▶ WORK INSTRUCTIONS
Give the number of lines in the data that contain "wellbeing", and nothing more.

▶ MATERIAL PROVIDED

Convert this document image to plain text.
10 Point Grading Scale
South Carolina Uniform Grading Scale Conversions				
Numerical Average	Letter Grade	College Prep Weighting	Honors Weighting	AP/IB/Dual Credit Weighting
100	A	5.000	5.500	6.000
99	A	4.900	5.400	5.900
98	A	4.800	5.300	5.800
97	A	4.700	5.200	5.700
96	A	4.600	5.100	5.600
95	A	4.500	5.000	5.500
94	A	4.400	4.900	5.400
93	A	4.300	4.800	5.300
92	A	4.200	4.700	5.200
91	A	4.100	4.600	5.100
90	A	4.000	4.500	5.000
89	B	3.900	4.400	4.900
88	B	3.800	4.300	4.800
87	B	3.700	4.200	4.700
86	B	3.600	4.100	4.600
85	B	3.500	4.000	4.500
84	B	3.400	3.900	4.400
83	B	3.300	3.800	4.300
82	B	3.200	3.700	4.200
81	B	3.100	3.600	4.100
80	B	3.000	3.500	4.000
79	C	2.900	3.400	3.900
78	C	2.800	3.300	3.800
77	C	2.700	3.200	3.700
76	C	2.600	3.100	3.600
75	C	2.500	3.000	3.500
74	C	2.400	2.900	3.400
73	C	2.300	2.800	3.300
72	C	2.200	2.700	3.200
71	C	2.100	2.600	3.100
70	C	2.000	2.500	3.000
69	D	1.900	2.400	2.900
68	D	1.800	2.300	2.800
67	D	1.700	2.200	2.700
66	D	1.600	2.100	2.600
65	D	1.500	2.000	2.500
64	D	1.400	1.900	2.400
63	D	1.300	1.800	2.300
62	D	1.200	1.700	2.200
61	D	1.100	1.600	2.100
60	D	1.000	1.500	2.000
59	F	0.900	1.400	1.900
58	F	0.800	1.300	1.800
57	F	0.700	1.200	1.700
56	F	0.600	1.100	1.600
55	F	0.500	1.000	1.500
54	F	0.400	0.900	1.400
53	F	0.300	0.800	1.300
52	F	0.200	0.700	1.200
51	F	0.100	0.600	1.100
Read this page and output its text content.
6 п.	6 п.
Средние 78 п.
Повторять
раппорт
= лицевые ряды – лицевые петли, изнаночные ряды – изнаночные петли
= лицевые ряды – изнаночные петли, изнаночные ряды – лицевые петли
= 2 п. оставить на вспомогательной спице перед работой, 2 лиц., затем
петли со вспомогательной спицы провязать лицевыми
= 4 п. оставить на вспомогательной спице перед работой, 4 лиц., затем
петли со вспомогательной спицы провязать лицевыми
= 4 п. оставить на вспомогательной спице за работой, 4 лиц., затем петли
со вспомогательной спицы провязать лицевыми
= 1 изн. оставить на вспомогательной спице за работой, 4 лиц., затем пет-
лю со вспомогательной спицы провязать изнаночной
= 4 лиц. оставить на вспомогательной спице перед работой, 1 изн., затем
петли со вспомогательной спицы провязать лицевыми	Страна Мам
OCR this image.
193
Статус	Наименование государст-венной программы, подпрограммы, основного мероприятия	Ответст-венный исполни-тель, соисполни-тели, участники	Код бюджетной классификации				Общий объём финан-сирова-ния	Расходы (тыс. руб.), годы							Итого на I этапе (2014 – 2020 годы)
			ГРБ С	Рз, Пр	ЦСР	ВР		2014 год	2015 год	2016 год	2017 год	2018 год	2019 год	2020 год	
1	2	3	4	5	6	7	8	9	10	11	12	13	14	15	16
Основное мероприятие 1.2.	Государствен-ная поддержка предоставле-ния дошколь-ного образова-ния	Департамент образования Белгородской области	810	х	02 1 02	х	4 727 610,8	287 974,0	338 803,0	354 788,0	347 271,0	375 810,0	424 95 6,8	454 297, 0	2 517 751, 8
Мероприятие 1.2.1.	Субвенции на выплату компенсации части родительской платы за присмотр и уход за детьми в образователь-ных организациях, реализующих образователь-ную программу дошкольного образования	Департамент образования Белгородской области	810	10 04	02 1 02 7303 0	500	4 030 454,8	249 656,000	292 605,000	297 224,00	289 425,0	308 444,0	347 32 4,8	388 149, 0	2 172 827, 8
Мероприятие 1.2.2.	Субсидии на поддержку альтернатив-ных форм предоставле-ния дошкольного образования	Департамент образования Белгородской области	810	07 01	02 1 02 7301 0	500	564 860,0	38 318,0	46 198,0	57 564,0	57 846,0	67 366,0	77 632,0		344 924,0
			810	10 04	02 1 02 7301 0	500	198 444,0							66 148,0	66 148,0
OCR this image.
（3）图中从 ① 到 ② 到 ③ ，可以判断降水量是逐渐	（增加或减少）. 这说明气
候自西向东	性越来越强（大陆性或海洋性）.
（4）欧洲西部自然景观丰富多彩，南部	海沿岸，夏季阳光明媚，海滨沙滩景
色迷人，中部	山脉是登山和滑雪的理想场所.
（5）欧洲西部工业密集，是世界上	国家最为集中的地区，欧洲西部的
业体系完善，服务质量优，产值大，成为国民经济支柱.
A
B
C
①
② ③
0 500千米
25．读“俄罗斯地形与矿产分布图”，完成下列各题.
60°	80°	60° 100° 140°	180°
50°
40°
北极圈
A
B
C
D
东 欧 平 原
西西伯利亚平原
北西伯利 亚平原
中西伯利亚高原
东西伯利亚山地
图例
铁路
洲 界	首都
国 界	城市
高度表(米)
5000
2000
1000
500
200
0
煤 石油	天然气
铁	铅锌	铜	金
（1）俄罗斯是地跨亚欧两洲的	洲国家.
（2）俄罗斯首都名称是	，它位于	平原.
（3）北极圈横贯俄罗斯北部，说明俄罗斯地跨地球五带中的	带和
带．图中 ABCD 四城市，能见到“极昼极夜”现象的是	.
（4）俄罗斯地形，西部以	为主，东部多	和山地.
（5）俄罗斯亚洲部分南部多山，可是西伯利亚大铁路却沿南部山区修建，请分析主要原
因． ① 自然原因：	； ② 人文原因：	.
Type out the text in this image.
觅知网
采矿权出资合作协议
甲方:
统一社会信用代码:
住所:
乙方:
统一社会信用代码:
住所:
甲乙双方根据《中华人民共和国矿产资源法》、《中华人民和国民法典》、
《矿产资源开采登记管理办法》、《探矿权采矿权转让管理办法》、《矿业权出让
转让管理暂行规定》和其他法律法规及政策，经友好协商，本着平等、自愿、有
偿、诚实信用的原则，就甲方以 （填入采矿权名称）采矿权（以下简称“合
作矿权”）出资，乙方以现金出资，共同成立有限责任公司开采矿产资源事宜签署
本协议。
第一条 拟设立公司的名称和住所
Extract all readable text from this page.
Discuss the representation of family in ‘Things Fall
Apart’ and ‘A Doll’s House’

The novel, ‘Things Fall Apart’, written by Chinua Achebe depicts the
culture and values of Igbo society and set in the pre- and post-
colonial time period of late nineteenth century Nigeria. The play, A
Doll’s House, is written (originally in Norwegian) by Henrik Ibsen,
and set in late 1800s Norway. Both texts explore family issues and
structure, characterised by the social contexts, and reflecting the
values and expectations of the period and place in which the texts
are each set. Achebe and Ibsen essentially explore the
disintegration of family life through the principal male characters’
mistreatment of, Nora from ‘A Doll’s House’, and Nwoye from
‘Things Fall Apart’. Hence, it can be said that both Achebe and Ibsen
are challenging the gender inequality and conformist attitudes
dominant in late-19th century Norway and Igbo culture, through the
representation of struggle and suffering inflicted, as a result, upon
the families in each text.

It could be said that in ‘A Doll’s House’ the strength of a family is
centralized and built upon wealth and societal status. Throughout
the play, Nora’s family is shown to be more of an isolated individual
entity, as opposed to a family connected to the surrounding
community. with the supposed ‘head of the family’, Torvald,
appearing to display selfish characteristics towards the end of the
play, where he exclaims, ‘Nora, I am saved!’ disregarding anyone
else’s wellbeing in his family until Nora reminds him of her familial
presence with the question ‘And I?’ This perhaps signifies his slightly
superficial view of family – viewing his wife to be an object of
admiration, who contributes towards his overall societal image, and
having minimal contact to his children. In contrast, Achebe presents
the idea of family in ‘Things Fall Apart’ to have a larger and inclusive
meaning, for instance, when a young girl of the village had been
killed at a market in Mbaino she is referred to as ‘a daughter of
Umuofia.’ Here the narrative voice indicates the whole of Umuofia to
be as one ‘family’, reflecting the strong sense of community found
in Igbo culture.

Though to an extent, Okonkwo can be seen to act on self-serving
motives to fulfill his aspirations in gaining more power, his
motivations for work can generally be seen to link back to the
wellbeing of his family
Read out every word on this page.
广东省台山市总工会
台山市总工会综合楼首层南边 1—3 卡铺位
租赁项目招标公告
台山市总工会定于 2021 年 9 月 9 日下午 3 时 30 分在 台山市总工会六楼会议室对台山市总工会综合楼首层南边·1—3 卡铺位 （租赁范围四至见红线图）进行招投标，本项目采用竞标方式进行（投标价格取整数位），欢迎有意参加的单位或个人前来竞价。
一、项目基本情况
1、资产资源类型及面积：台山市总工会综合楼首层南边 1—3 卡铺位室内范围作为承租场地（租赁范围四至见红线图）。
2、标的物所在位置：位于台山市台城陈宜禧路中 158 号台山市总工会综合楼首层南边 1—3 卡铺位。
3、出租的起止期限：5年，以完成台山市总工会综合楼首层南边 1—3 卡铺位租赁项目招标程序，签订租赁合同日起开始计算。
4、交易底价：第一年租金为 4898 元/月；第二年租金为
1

▶ FULL SOLUTION
2